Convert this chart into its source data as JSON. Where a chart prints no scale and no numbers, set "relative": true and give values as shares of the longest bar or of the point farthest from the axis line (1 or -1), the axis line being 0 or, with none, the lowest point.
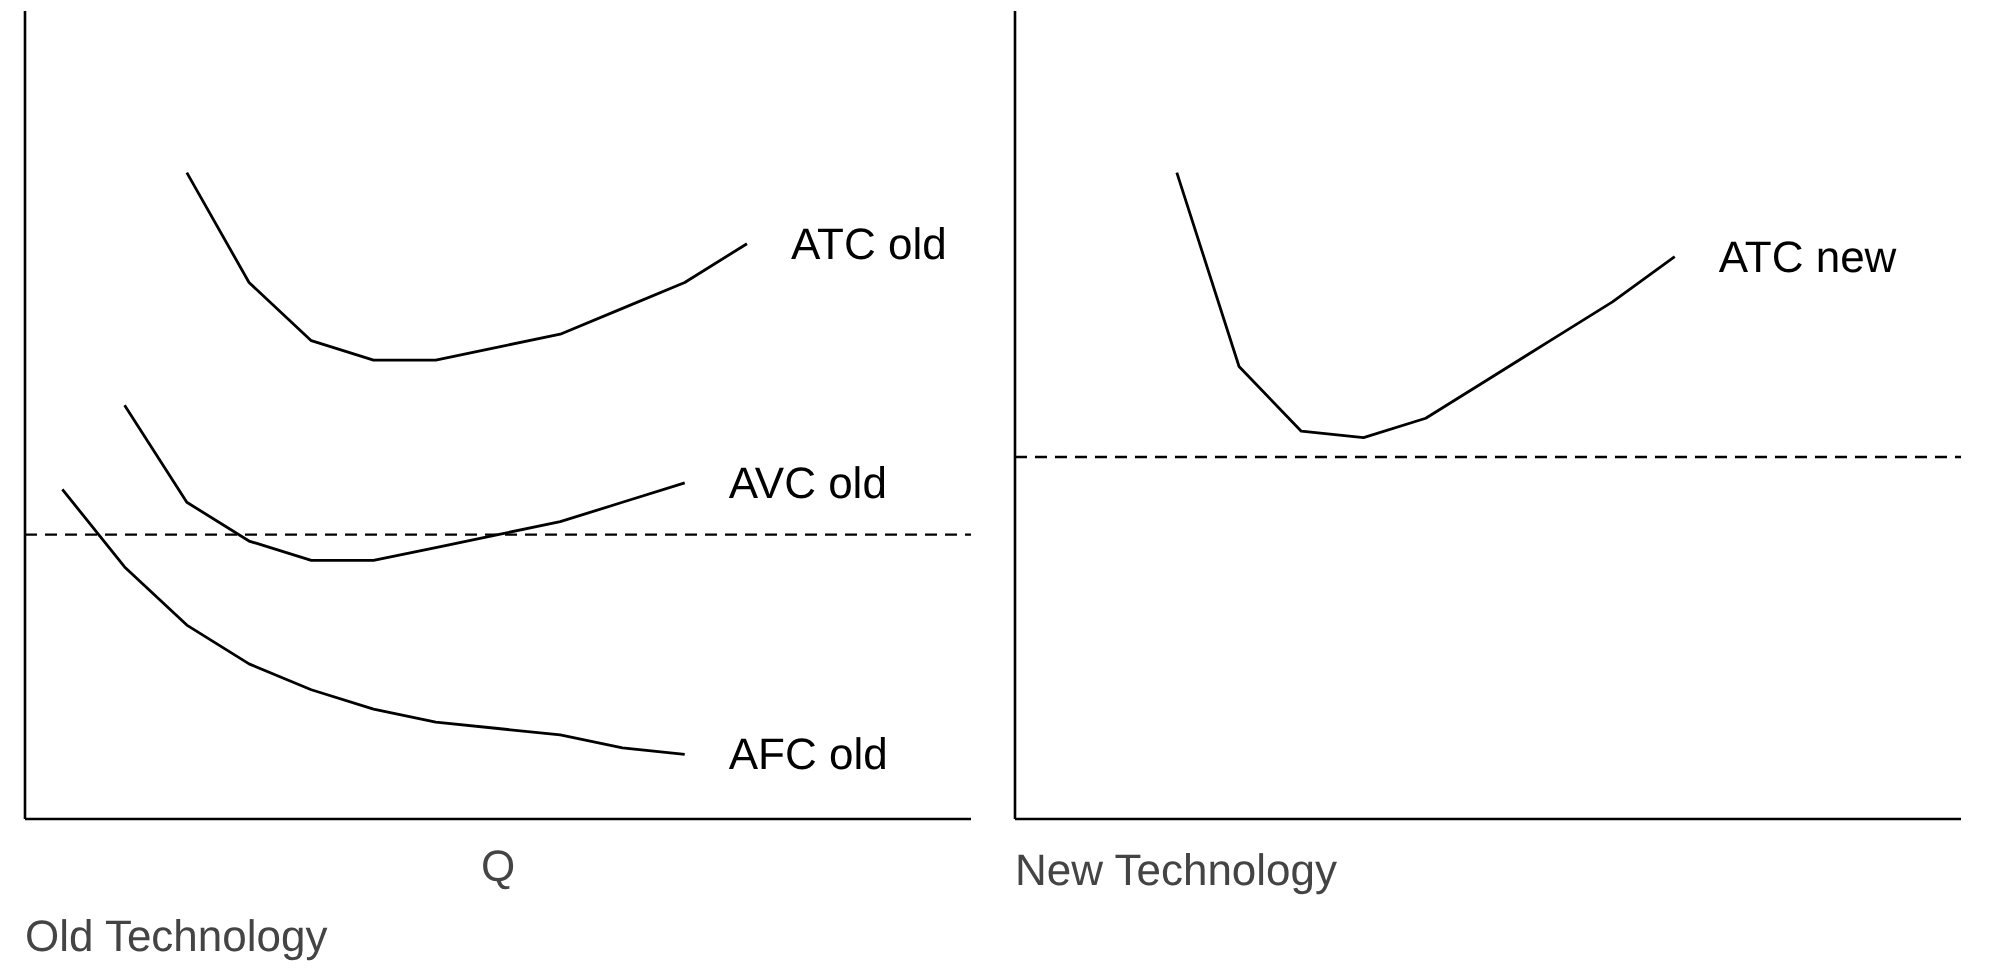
{
  "chart_data": [
    {
      "type": "line",
      "relative": true,
      "xlabel": "Q",
      "annotations": [
        "Old Technology"
      ],
      "legend": false,
      "grid": false,
      "marker": "none",
      "line_style": "solid",
      "categories": [
        null,
        null,
        null,
        null,
        null,
        null,
        null,
        null,
        null,
        null,
        null,
        null
      ],
      "series": [
        {
          "name": "ATC old",
          "color": "#000000",
          "values": [
            null,
            null,
            1,
            0.83,
            0.74,
            0.71,
            0.71,
            0.73,
            0.75,
            0.79,
            0.83,
            0.89
          ]
        },
        {
          "name": "AVC old",
          "color": "#000000",
          "values": [
            null,
            0.64,
            0.49,
            0.43,
            0.4,
            0.4,
            0.42,
            0.44,
            0.46,
            0.49,
            0.52,
            null
          ]
        },
        {
          "name": "AFC old",
          "color": "#000000",
          "values": [
            0.51,
            0.39,
            0.3,
            0.24,
            0.2,
            0.17,
            0.15,
            0.14,
            0.13,
            0.11,
            0.1,
            null
          ]
        }
      ],
      "ref_lines": [
        {
          "axis": "y",
          "value": 0.44,
          "color": "#000000",
          "line_style": "dashed"
        }
      ]
    },
    {
      "type": "line",
      "relative": true,
      "annotations": [
        "New Technology"
      ],
      "legend": false,
      "grid": false,
      "marker": "none",
      "line_style": "solid",
      "categories": [
        null,
        null,
        null,
        null,
        null,
        null,
        null,
        null,
        null,
        null,
        null,
        null
      ],
      "series": [
        {
          "name": "ATC new",
          "color": "#000000",
          "values": [
            null,
            null,
            1,
            0.7,
            0.6,
            0.59,
            0.62,
            0.68,
            0.74,
            0.8,
            0.87,
            null
          ]
        }
      ],
      "ref_lines": [
        {
          "axis": "y",
          "value": 0.56,
          "color": "#000000",
          "line_style": "dashed"
        }
      ]
    }
  ]
}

_Goal_:
Any pictures should be dropped; transcribe the rest of the records above exactly.

_Answer to this problem_:
Convert this chart into its source data as JSON. Where a chart prints no scale and no numbers, set "relative": true and give values as shares of the longest bar or of the point farthest from the axis line (1 or -1), the axis line being 0 or, with none, the lowest point.
{
  "chart_data": [
    {
      "type": "line",
      "relative": true,
      "xlabel": "Q",
      "annotations": [
        "Old Technology"
      ],
      "legend": false,
      "grid": false,
      "marker": "none",
      "line_style": "solid",
      "categories": [
        null,
        null,
        null,
        null,
        null,
        null,
        null,
        null,
        null,
        null,
        null,
        null
      ],
      "series": [
        {
          "name": "ATC old",
          "color": "#000000",
          "values": [
            null,
            null,
            1,
            0.83,
            0.74,
            0.71,
            0.71,
            0.73,
            0.75,
            0.79,
            0.83,
            0.89
          ]
        },
        {
          "name": "AVC old",
          "color": "#000000",
          "values": [
            null,
            0.64,
            0.49,
            0.43,
            0.4,
            0.4,
            0.42,
            0.44,
            0.46,
            0.49,
            0.52,
            null
          ]
        },
        {
          "name": "AFC old",
          "color": "#000000",
          "values": [
            0.51,
            0.39,
            0.3,
            0.24,
            0.2,
            0.17,
            0.15,
            0.14,
            0.13,
            0.11,
            0.1,
            null
          ]
        }
      ],
      "ref_lines": [
        {
          "axis": "y",
          "value": 0.44,
          "color": "#000000",
          "line_style": "dashed"
        }
      ]
    },
    {
      "type": "line",
      "relative": true,
      "annotations": [
        "New Technology"
      ],
      "legend": false,
      "grid": false,
      "marker": "none",
      "line_style": "solid",
      "categories": [
        null,
        null,
        null,
        null,
        null,
        null,
        null,
        null,
        null,
        null,
        null,
        null
      ],
      "series": [
        {
          "name": "ATC new",
          "color": "#000000",
          "values": [
            null,
            null,
            1,
            0.7,
            0.6,
            0.59,
            0.62,
            0.68,
            0.74,
            0.8,
            0.87,
            null
          ]
        }
      ],
      "ref_lines": [
        {
          "axis": "y",
          "value": 0.56,
          "color": "#000000",
          "line_style": "dashed"
        }
      ]
    }
  ]
}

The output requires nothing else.